## Written problem
Repeat everything in the material exactly.

Items from a figure collection:
[Start]

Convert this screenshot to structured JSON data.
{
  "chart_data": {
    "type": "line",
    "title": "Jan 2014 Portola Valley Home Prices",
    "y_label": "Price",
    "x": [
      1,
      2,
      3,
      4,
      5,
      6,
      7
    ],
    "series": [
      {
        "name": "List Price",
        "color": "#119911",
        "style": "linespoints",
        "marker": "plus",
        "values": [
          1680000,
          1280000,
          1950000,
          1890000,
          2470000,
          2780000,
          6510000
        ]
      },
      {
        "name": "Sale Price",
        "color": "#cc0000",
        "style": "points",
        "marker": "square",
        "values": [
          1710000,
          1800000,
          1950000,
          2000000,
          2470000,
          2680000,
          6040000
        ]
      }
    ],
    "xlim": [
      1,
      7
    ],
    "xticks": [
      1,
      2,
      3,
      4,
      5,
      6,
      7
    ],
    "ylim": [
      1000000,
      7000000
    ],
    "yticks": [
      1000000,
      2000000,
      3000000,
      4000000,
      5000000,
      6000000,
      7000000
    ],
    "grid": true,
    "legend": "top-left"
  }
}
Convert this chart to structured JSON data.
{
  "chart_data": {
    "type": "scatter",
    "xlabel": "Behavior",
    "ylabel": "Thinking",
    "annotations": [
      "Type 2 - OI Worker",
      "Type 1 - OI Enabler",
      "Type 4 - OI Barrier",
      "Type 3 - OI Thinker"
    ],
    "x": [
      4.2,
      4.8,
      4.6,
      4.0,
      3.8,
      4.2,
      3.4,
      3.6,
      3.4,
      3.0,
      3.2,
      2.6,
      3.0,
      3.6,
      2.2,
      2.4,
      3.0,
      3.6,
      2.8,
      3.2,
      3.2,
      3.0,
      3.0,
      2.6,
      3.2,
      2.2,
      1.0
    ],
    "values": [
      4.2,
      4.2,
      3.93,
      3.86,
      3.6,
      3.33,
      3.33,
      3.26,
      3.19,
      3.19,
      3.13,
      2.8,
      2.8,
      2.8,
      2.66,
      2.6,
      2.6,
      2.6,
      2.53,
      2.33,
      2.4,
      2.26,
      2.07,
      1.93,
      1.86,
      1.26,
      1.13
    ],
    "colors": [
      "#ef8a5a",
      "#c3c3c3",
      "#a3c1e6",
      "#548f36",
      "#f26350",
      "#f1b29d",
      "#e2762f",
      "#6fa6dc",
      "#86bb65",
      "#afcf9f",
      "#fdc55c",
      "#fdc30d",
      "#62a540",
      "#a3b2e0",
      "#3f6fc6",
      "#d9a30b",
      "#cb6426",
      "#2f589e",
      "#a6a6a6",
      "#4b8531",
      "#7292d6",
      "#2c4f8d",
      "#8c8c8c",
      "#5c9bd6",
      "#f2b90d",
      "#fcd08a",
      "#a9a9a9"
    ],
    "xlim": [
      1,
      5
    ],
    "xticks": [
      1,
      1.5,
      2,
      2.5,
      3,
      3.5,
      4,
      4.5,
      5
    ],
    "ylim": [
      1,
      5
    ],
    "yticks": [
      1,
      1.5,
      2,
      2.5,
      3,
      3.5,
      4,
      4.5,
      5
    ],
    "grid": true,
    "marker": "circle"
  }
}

[End]

## Exercise output
Convert this screenshot to structured JSON data.
{
  "chart_data": {
    "type": "line",
    "title": "Jan 2014 Portola Valley Home Prices",
    "y_label": "Price",
    "x": [
      1,
      2,
      3,
      4,
      5,
      6,
      7
    ],
    "series": [
      {
        "name": "List Price",
        "color": "#119911",
        "style": "linespoints",
        "marker": "plus",
        "values": [
          1680000,
          1280000,
          1950000,
          1890000,
          2470000,
          2780000,
          6510000
        ]
      },
      {
        "name": "Sale Price",
        "color": "#cc0000",
        "style": "points",
        "marker": "square",
        "values": [
          1710000,
          1800000,
          1950000,
          2000000,
          2470000,
          2680000,
          6040000
        ]
      }
    ],
    "xlim": [
      1,
      7
    ],
    "xticks": [
      1,
      2,
      3,
      4,
      5,
      6,
      7
    ],
    "ylim": [
      1000000,
      7000000
    ],
    "yticks": [
      1000000,
      2000000,
      3000000,
      4000000,
      5000000,
      6000000,
      7000000
    ],
    "grid": true,
    "legend": "top-left"
  }
}
Convert this chart to structured JSON data.
{
  "chart_data": {
    "type": "scatter",
    "xlabel": "Behavior",
    "ylabel": "Thinking",
    "annotations": [
      "Type 2 - OI Worker",
      "Type 1 - OI Enabler",
      "Type 4 - OI Barrier",
      "Type 3 - OI Thinker"
    ],
    "x": [
      4.2,
      4.8,
      4.6,
      4.0,
      3.8,
      4.2,
      3.4,
      3.6,
      3.4,
      3.0,
      3.2,
      2.6,
      3.0,
      3.6,
      2.2,
      2.4,
      3.0,
      3.6,
      2.8,
      3.2,
      3.2,
      3.0,
      3.0,
      2.6,
      3.2,
      2.2,
      1.0
    ],
    "values": [
      4.2,
      4.2,
      3.93,
      3.86,
      3.6,
      3.33,
      3.33,
      3.26,
      3.19,
      3.19,
      3.13,
      2.8,
      2.8,
      2.8,
      2.66,
      2.6,
      2.6,
      2.6,
      2.53,
      2.33,
      2.4,
      2.26,
      2.07,
      1.93,
      1.86,
      1.26,
      1.13
    ],
    "colors": [
      "#ef8a5a",
      "#c3c3c3",
      "#a3c1e6",
      "#548f36",
      "#f26350",
      "#f1b29d",
      "#e2762f",
      "#6fa6dc",
      "#86bb65",
      "#afcf9f",
      "#fdc55c",
      "#fdc30d",
      "#62a540",
      "#a3b2e0",
      "#3f6fc6",
      "#d9a30b",
      "#cb6426",
      "#2f589e",
      "#a6a6a6",
      "#4b8531",
      "#7292d6",
      "#2c4f8d",
      "#8c8c8c",
      "#5c9bd6",
      "#f2b90d",
      "#fcd08a",
      "#a9a9a9"
    ],
    "xlim": [
      1,
      5
    ],
    "xticks": [
      1,
      1.5,
      2,
      2.5,
      3,
      3.5,
      4,
      4.5,
      5
    ],
    "ylim": [
      1,
      5
    ],
    "yticks": [
      1,
      1.5,
      2,
      2.5,
      3,
      3.5,
      4,
      4.5,
      5
    ],
    "grid": true,
    "marker": "circle"
  }
}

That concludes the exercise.